> [Record extracts]:
>> Start

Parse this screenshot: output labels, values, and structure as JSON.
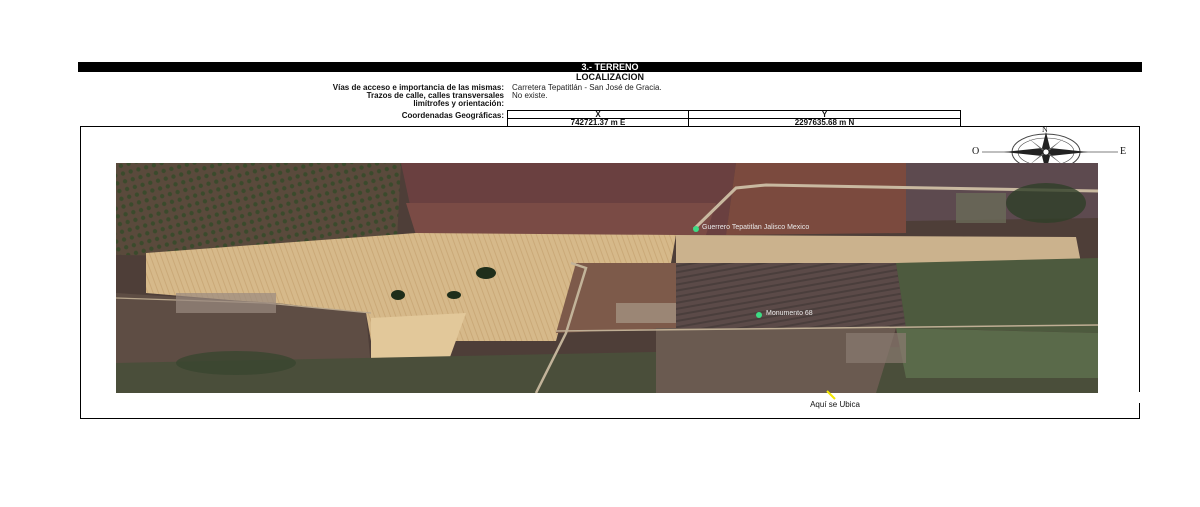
{
  "section": {
    "title": "3.- TERRENO",
    "subtitle": "LOCALIZACION"
  },
  "fields": [
    {
      "label": "Vías de acceso e importancia de las mismas:",
      "value": "Carretera Tepatitlán - San José de Gracia."
    },
    {
      "label": "Trazos de calle, calles transversales limítrofes y orientación:",
      "value": "No existe."
    }
  ],
  "coordinates": {
    "label": "Coordenadas  Geográficas:",
    "x_header": "X",
    "y_header": "Y",
    "x_value": "742721.37 m E",
    "y_value": "2297635.68 m N"
  },
  "compass": {
    "north": "N",
    "west": "O",
    "east": "E"
  },
  "map": {
    "place_label": "Guerrero Tepatitlan Jalisco Mexico",
    "point_label": "Monumento 68",
    "caption": "Aquí se Ubica",
    "marker_color": "#3ddc84",
    "pointer_color": "#f2e600"
  }
}
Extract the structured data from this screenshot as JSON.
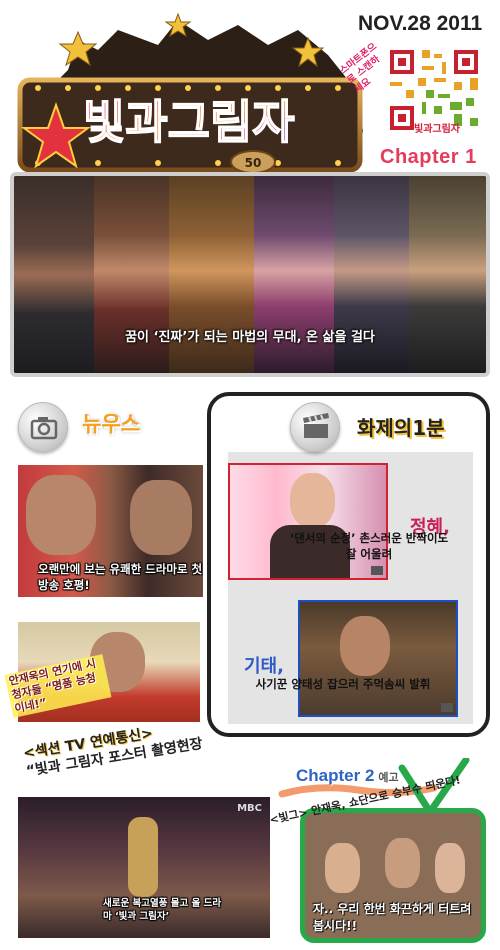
{
  "header": {
    "date": "NOV.28 2011",
    "logo_text": "빛과그림자",
    "logo_badge": "50",
    "qr_label": "빛과그림자",
    "mobile_text": "스마트폰으로 스캔하세요",
    "chapter": "Chapter 1"
  },
  "banner": {
    "caption": "꿈이 ‘진짜’가 되는 마법의 무대, 온 삶을 걸다"
  },
  "news": {
    "title": "뉴우스",
    "item1_caption": "오랜만에 보는 유쾌한 드라마로 첫방송 호평!",
    "item2_caption": "안재욱의 연기에 시청자들 “명품 능청이네!”"
  },
  "topic": {
    "title": "화제의1분",
    "item1_name": "정혜,",
    "item1_caption": "‘댄서의 순정’ 촌스러운 반짝이도 잘 어울려",
    "item2_name": "기태,",
    "item2_caption": "사기꾼 양태성 잡으러 주먹솜씨 발휘"
  },
  "bottom": {
    "show_title_line1": "<섹션 TV 연예통신>",
    "show_title_line2": "“빛과 그림자 포스터 촬영현장",
    "video_caption": "새로운 복고열풍 몰고 올 드라마 ‘빛과 그림자’",
    "broadcaster": "MBC",
    "chapter2": "Chapter 2",
    "chapter2_suffix": "예고",
    "chapter2_teaser": "<빛그> 안재욱, 쇼단으로 승부수 띄운다!",
    "chapter2_caption": "자.. 우리 한번 화끈하게 터트려 봅시다!!"
  },
  "colors": {
    "accent_orange": "#f4a021",
    "chapter1_pink": "#e43c5a",
    "chapter2_blue": "#2f63c4",
    "frame_green": "#27a94a"
  }
}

>> End

> [Work to complete]: Repeat the listing verbatim. Skip the pictures.

> [Response to the exercise]:
Parse this screenshot: output labels, values, and structure as JSON.
{
  "section": {
    "title": "3.- TERRENO",
    "subtitle": "LOCALIZACION"
  },
  "fields": [
    {
      "label": "Vías de acceso e importancia de las mismas:",
      "value": "Carretera Tepatitlán - San José de Gracia."
    },
    {
      "label": "Trazos de calle, calles transversales limítrofes y orientación:",
      "value": "No existe."
    }
  ],
  "coordinates": {
    "label": "Coordenadas  Geográficas:",
    "x_header": "X",
    "y_header": "Y",
    "x_value": "742721.37 m E",
    "y_value": "2297635.68 m N"
  },
  "compass": {
    "north": "N",
    "west": "O",
    "east": "E"
  },
  "map": {
    "place_label": "Guerrero Tepatitlan Jalisco Mexico",
    "point_label": "Monumento 68",
    "caption": "Aquí se Ubica",
    "marker_color": "#3ddc84",
    "pointer_color": "#f2e600"
  }
}
Extract the structured data from this screenshot as JSON.
{
  "header": {
    "date": "NOV.28 2011",
    "logo_text": "빛과그림자",
    "logo_badge": "50",
    "qr_label": "빛과그림자",
    "mobile_text": "스마트폰으로 스캔하세요",
    "chapter": "Chapter 1"
  },
  "banner": {
    "caption": "꿈이 ‘진짜’가 되는 마법의 무대, 온 삶을 걸다"
  },
  "news": {
    "title": "뉴우스",
    "item1_caption": "오랜만에 보는 유쾌한 드라마로 첫방송 호평!",
    "item2_caption": "안재욱의 연기에 시청자들 “명품 능청이네!”"
  },
  "topic": {
    "title": "화제의1분",
    "item1_name": "정혜,",
    "item1_caption": "‘댄서의 순정’ 촌스러운 반짝이도 잘 어울려",
    "item2_name": "기태,",
    "item2_caption": "사기꾼 양태성 잡으러 주먹솜씨 발휘"
  },
  "bottom": {
    "show_title_line1": "<섹션 TV 연예통신>",
    "show_title_line2": "“빛과 그림자 포스터 촬영현장",
    "video_caption": "새로운 복고열풍 몰고 올 드라마 ‘빛과 그림자’",
    "broadcaster": "MBC",
    "chapter2": "Chapter 2",
    "chapter2_suffix": "예고",
    "chapter2_teaser": "<빛그> 안재욱, 쇼단으로 승부수 띄운다!",
    "chapter2_caption": "자.. 우리 한번 화끈하게 터트려 봅시다!!"
  },
  "colors": {
    "accent_orange": "#f4a021",
    "chapter1_pink": "#e43c5a",
    "chapter2_blue": "#2f63c4",
    "frame_green": "#27a94a"
  }
}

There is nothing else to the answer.